A block of data:
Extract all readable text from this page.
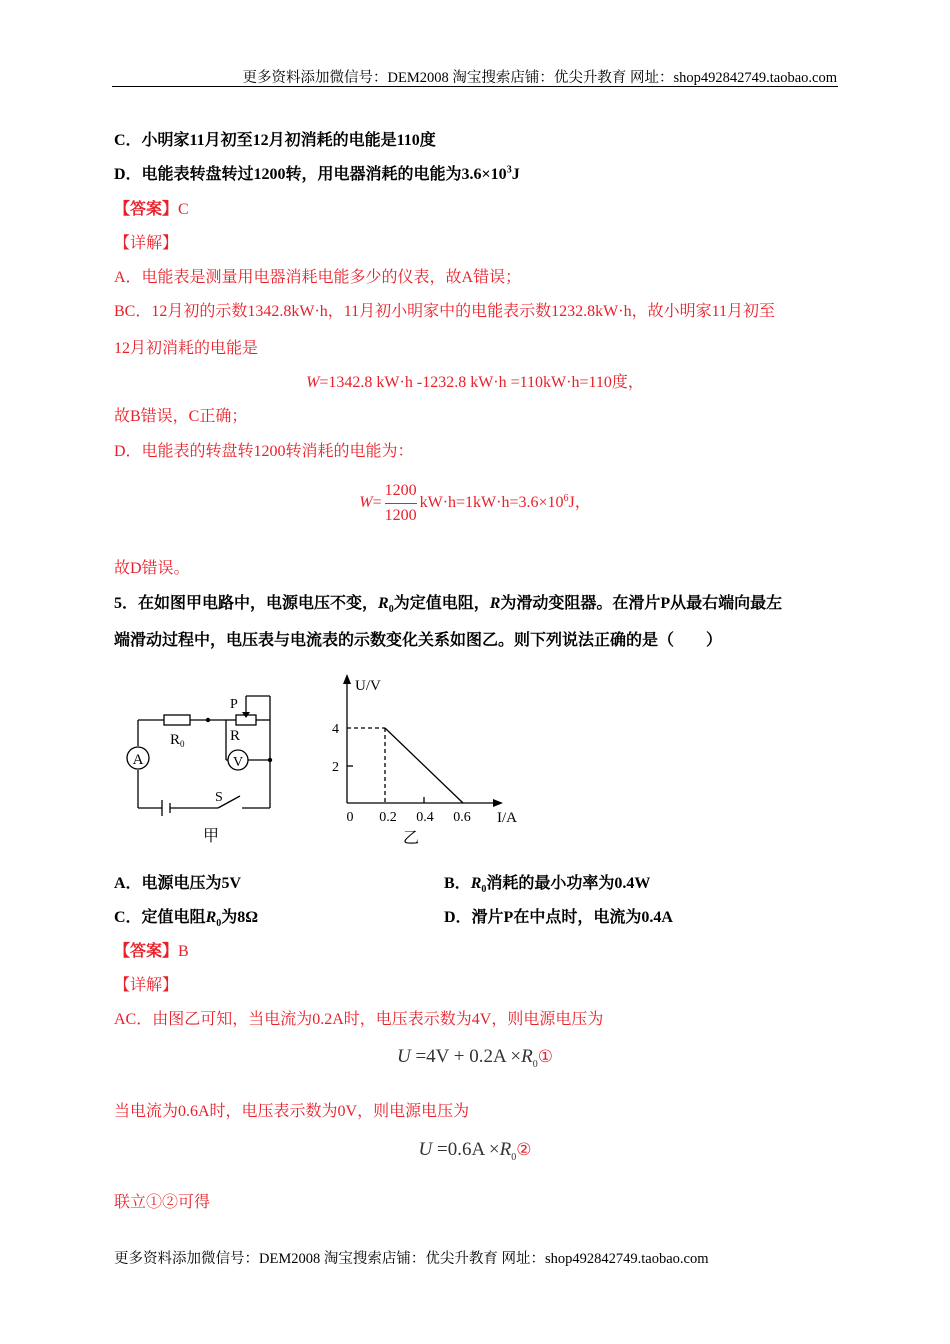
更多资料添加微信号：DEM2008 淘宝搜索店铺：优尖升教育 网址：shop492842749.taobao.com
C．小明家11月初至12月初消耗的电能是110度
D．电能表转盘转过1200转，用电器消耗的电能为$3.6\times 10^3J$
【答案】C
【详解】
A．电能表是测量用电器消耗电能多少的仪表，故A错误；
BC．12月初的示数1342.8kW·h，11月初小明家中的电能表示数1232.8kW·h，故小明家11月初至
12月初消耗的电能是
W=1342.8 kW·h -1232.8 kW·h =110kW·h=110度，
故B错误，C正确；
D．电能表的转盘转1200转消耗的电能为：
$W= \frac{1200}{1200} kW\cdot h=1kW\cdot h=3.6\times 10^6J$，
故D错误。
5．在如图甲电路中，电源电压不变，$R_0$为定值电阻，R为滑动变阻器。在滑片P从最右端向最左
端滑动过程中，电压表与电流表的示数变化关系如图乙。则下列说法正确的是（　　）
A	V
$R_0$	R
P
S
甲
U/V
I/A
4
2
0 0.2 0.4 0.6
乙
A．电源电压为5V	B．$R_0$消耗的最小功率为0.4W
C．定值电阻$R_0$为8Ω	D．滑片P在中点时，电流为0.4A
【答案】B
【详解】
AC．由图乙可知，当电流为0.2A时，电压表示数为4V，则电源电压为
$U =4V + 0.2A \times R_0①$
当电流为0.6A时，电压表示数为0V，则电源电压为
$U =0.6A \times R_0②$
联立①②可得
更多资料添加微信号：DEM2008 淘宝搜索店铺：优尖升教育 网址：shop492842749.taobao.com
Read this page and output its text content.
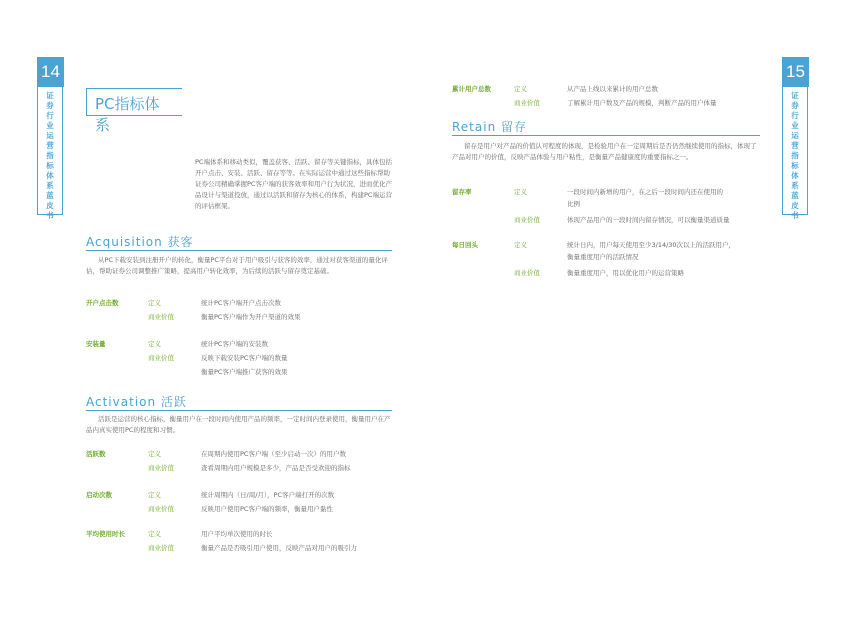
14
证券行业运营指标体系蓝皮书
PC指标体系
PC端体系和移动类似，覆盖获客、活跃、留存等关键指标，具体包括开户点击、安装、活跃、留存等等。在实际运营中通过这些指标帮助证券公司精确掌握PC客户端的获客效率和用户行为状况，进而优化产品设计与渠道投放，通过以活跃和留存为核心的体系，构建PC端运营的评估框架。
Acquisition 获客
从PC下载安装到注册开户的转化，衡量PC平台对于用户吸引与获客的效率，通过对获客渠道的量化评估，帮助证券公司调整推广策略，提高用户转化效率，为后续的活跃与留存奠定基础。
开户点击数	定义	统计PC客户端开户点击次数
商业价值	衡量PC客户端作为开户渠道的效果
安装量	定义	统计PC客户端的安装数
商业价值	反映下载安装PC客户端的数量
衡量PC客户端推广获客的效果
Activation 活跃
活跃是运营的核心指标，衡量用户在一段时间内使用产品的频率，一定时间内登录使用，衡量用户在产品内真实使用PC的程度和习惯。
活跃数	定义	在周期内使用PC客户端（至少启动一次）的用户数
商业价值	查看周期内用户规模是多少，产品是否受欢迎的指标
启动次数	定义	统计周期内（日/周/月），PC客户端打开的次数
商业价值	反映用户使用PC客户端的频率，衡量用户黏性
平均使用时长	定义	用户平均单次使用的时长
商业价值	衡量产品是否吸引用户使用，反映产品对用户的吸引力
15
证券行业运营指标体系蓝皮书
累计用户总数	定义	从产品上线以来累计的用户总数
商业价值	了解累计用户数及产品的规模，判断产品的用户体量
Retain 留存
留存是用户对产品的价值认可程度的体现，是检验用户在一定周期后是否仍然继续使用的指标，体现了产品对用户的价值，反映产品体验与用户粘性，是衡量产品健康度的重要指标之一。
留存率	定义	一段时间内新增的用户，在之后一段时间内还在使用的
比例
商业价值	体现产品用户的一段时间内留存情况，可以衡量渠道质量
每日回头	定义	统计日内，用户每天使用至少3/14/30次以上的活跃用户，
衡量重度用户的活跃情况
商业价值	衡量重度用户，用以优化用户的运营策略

Directions for this task: In the listing, find all lines with the string "times" and copy them.

Exercise response:
D．电能表转盘转过1200转，用电器消耗的电能为$3.6\times 10^3J$
$W= \frac{1200}{1200} kW\cdot h=1kW\cdot h=3.6\times 10^6J$，
$U =4V + 0.2A \times R_0①$
$U =0.6A \times R_0②$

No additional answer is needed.